→ **INPUT FOR THIS TASK**
****************

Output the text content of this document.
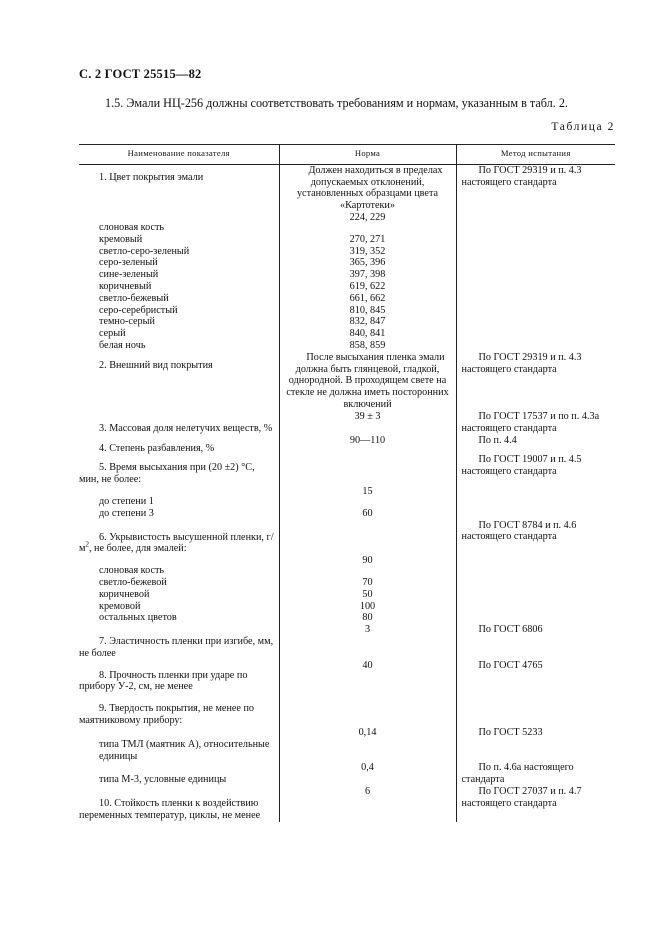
С. 2 ГОСТ 25515—82
1.5. Эмали НЦ-256 должны соответствовать требованиям и нормам, указанным в табл. 2.
Таблица 2
Наименование показателя	Норма	Метод испытания
1. Цвет покрытия эмали	Должен находиться в пределах допускаемых отклонений, установленных образцами цвета «Картотеки»	По ГОСТ 29319 и п. 4.3 настоящего стандарта
слоновая кость	224, 229	
кремовый	270, 271	
светло-серо-зеленый	319, 352	
серо-зеленый	365, 396	
сине-зеленый	397, 398	
коричневый	619, 622	
светло-бежевый	661, 662	
серо-серебристый	810, 845	
темно-серый	832, 847	
серый	840, 841	
белая ночь	858, 859	
2. Внешний вид покрытия	После высыхания пленка эмали должна быть глянцевой, гладкой, однородной. В проходящем свете на стекле не должна иметь посторонних включений	По ГОСТ 29319 и п. 4.3 настоящего стандарта
3. Массовая доля нелетучих веществ, %	39 ± 3	По ГОСТ 17537 и по п. 4.3а настоящего стандарта
4. Степень разбавления, %	90—110	По п. 4.4
5. Время высыхания при (20 ±2) °С, мин, не более:		По ГОСТ 19007 и п. 4.5 настоящего стандарта
до степени 1	15	
до степени 3	60	
6. Укрывистость высушенной пленки, $г/м^2$, не более, для эмалей:		По ГОСТ 8784 и п. 4.6 настоящего стандарта
слоновая кость	90	
светло-бежевой	70	
коричневой	50	
кремовой	100	
остальных цветов	80	
7. Эластичность пленки при изгибе, мм, не более	3	По ГОСТ 6806
8. Прочность пленки при ударе по прибору У-2, см, не менее	40	По ГОСТ 4765
9. Твердость покрытия, не менее по маятниковому прибору:		
типа ТМЛ (маятник А), относительные единицы	0,14	По ГОСТ 5233
типа М-3, условные единицы	0,4	По п. 4.6а настоящего стандарта
10. Стойкость пленки к воздействию переменных температур, циклы, не менее	6	По ГОСТ 27037 и п. 4.7 настоящего стандарта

****************

→ **BRIEF**
Where a line of the entries contains the word "более", copy that line.

→ **WRITTEN RESPONSE**
5. Время высыхания при (20 ±2) °С, мин, не более:		По ГОСТ 19007 и п. 4.5 настоящего стандарта
6. Укрывистость высушенной пленки, $г/м^2$, не более, для эмалей:		По ГОСТ 8784 и п. 4.6 настоящего стандарта
7. Эластичность пленки при изгибе, мм, не более	3	По ГОСТ 6806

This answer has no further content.